Make an exact copy of the entries, and keep any pictures out of it.

##### Items

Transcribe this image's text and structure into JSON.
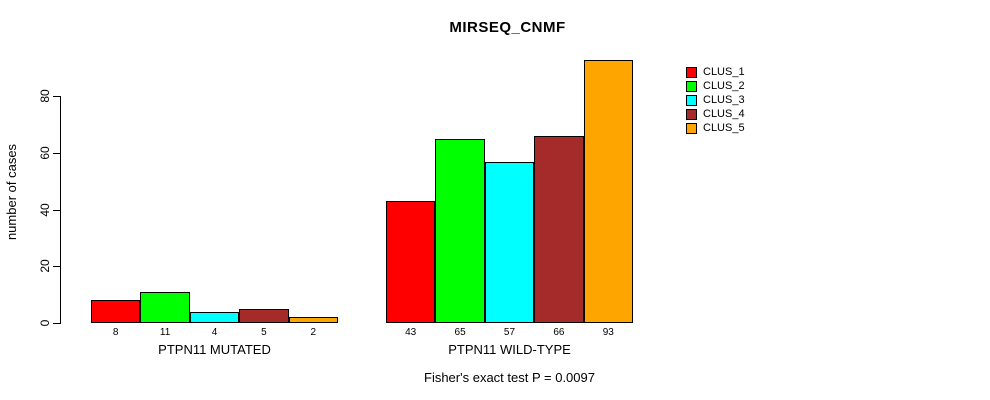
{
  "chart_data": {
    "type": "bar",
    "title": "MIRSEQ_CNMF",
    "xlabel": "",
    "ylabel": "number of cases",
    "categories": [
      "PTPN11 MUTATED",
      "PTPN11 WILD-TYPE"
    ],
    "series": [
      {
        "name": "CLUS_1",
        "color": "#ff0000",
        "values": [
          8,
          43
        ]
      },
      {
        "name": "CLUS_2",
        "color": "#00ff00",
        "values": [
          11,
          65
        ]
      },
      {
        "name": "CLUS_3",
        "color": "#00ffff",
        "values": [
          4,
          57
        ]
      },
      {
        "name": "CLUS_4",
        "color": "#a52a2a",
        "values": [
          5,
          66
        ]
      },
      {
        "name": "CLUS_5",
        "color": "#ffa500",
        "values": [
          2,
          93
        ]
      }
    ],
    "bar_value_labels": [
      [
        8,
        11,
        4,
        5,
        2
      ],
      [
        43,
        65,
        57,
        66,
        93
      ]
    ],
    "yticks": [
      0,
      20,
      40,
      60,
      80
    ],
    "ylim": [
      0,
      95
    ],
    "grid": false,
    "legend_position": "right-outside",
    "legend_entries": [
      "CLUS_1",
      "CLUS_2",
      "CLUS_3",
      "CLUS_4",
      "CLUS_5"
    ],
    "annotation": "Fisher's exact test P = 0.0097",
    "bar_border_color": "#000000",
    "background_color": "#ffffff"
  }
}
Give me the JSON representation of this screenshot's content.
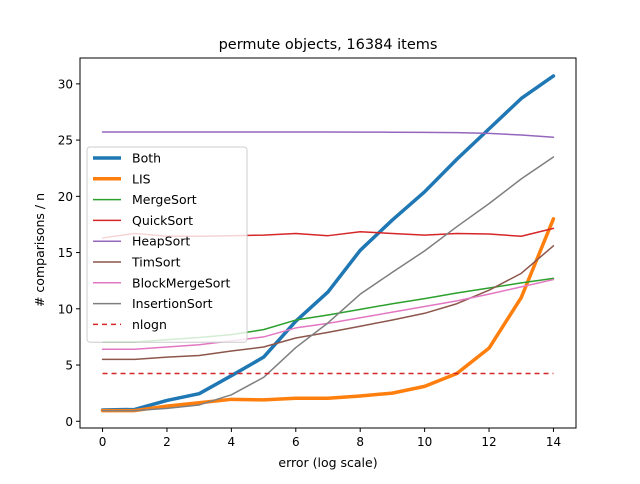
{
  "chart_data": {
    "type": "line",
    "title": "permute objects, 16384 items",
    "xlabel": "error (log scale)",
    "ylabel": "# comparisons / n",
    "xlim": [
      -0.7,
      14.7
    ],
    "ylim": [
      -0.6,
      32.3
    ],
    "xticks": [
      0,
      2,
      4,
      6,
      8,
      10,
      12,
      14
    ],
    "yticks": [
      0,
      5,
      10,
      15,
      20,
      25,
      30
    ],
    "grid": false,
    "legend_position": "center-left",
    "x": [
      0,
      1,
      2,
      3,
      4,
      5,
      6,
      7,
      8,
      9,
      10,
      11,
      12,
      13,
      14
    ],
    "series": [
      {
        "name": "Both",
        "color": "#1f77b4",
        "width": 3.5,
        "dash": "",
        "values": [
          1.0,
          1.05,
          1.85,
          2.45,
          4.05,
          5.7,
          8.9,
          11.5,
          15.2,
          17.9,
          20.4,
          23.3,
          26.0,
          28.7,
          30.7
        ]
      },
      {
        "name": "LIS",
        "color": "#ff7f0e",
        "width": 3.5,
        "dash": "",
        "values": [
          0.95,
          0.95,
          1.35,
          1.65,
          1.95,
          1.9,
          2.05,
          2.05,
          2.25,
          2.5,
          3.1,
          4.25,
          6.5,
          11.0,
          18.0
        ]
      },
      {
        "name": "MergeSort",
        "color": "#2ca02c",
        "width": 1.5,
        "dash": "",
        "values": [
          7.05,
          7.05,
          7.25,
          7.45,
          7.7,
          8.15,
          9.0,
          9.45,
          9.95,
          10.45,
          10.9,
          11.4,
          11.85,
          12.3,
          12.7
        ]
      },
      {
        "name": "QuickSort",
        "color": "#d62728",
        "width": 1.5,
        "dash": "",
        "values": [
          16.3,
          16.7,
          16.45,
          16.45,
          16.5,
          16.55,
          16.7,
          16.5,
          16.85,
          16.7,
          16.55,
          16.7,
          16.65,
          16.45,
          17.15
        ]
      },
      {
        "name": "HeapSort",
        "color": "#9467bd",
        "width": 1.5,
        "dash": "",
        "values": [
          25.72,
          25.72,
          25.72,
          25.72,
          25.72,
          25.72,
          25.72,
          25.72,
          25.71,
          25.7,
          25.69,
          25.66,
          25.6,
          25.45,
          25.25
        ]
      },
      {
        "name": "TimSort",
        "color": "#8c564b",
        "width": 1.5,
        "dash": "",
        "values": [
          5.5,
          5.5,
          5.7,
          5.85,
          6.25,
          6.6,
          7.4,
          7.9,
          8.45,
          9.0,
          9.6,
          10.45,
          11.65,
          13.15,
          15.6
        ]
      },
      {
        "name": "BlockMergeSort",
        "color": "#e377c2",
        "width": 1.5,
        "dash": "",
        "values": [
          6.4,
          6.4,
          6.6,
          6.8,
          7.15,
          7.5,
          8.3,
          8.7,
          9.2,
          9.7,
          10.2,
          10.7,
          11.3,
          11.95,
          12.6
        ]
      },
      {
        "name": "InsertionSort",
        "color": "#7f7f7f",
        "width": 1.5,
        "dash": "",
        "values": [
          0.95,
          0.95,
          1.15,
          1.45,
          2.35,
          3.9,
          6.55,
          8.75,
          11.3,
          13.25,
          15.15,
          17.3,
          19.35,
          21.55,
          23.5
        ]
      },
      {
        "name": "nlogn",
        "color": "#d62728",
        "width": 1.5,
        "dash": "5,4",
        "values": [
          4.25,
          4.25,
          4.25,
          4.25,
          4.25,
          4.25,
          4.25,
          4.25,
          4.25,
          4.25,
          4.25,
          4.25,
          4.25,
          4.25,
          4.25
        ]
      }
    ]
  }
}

##########

## Answer for this exercise
Transcribe this image's text and structure into JSON.
{
  "chart_data": {
    "type": "bar",
    "title": "MIRSEQ_CNMF",
    "xlabel": "",
    "ylabel": "number of cases",
    "categories": [
      "PTPN11 MUTATED",
      "PTPN11 WILD-TYPE"
    ],
    "series": [
      {
        "name": "CLUS_1",
        "color": "#ff0000",
        "values": [
          8,
          43
        ]
      },
      {
        "name": "CLUS_2",
        "color": "#00ff00",
        "values": [
          11,
          65
        ]
      },
      {
        "name": "CLUS_3",
        "color": "#00ffff",
        "values": [
          4,
          57
        ]
      },
      {
        "name": "CLUS_4",
        "color": "#a52a2a",
        "values": [
          5,
          66
        ]
      },
      {
        "name": "CLUS_5",
        "color": "#ffa500",
        "values": [
          2,
          93
        ]
      }
    ],
    "bar_value_labels": [
      [
        8,
        11,
        4,
        5,
        2
      ],
      [
        43,
        65,
        57,
        66,
        93
      ]
    ],
    "yticks": [
      0,
      20,
      40,
      60,
      80
    ],
    "ylim": [
      0,
      95
    ],
    "grid": false,
    "legend_position": "right-outside",
    "legend_entries": [
      "CLUS_1",
      "CLUS_2",
      "CLUS_3",
      "CLUS_4",
      "CLUS_5"
    ],
    "annotation": "Fisher's exact test P = 0.0097",
    "bar_border_color": "#000000",
    "background_color": "#ffffff"
  }
}
Give me the JSON representation of this screenshot's content.
{
  "chart_data": {
    "type": "line",
    "title": "permute objects, 16384 items",
    "xlabel": "error (log scale)",
    "ylabel": "# comparisons / n",
    "xlim": [
      -0.7,
      14.7
    ],
    "ylim": [
      -0.6,
      32.3
    ],
    "xticks": [
      0,
      2,
      4,
      6,
      8,
      10,
      12,
      14
    ],
    "yticks": [
      0,
      5,
      10,
      15,
      20,
      25,
      30
    ],
    "grid": false,
    "legend_position": "center-left",
    "x": [
      0,
      1,
      2,
      3,
      4,
      5,
      6,
      7,
      8,
      9,
      10,
      11,
      12,
      13,
      14
    ],
    "series": [
      {
        "name": "Both",
        "color": "#1f77b4",
        "width": 3.5,
        "dash": "",
        "values": [
          1.0,
          1.05,
          1.85,
          2.45,
          4.05,
          5.7,
          8.9,
          11.5,
          15.2,
          17.9,
          20.4,
          23.3,
          26.0,
          28.7,
          30.7
        ]
      },
      {
        "name": "LIS",
        "color": "#ff7f0e",
        "width": 3.5,
        "dash": "",
        "values": [
          0.95,
          0.95,
          1.35,
          1.65,
          1.95,
          1.9,
          2.05,
          2.05,
          2.25,
          2.5,
          3.1,
          4.25,
          6.5,
          11.0,
          18.0
        ]
      },
      {
        "name": "MergeSort",
        "color": "#2ca02c",
        "width": 1.5,
        "dash": "",
        "values": [
          7.05,
          7.05,
          7.25,
          7.45,
          7.7,
          8.15,
          9.0,
          9.45,
          9.95,
          10.45,
          10.9,
          11.4,
          11.85,
          12.3,
          12.7
        ]
      },
      {
        "name": "QuickSort",
        "color": "#d62728",
        "width": 1.5,
        "dash": "",
        "values": [
          16.3,
          16.7,
          16.45,
          16.45,
          16.5,
          16.55,
          16.7,
          16.5,
          16.85,
          16.7,
          16.55,
          16.7,
          16.65,
          16.45,
          17.15
        ]
      },
      {
        "name": "HeapSort",
        "color": "#9467bd",
        "width": 1.5,
        "dash": "",
        "values": [
          25.72,
          25.72,
          25.72,
          25.72,
          25.72,
          25.72,
          25.72,
          25.72,
          25.71,
          25.7,
          25.69,
          25.66,
          25.6,
          25.45,
          25.25
        ]
      },
      {
        "name": "TimSort",
        "color": "#8c564b",
        "width": 1.5,
        "dash": "",
        "values": [
          5.5,
          5.5,
          5.7,
          5.85,
          6.25,
          6.6,
          7.4,
          7.9,
          8.45,
          9.0,
          9.6,
          10.45,
          11.65,
          13.15,
          15.6
        ]
      },
      {
        "name": "BlockMergeSort",
        "color": "#e377c2",
        "width": 1.5,
        "dash": "",
        "values": [
          6.4,
          6.4,
          6.6,
          6.8,
          7.15,
          7.5,
          8.3,
          8.7,
          9.2,
          9.7,
          10.2,
          10.7,
          11.3,
          11.95,
          12.6
        ]
      },
      {
        "name": "InsertionSort",
        "color": "#7f7f7f",
        "width": 1.5,
        "dash": "",
        "values": [
          0.95,
          0.95,
          1.15,
          1.45,
          2.35,
          3.9,
          6.55,
          8.75,
          11.3,
          13.25,
          15.15,
          17.3,
          19.35,
          21.55,
          23.5
        ]
      },
      {
        "name": "nlogn",
        "color": "#d62728",
        "width": 1.5,
        "dash": "5,4",
        "values": [
          4.25,
          4.25,
          4.25,
          4.25,
          4.25,
          4.25,
          4.25,
          4.25,
          4.25,
          4.25,
          4.25,
          4.25,
          4.25,
          4.25,
          4.25
        ]
      }
    ]
  }
}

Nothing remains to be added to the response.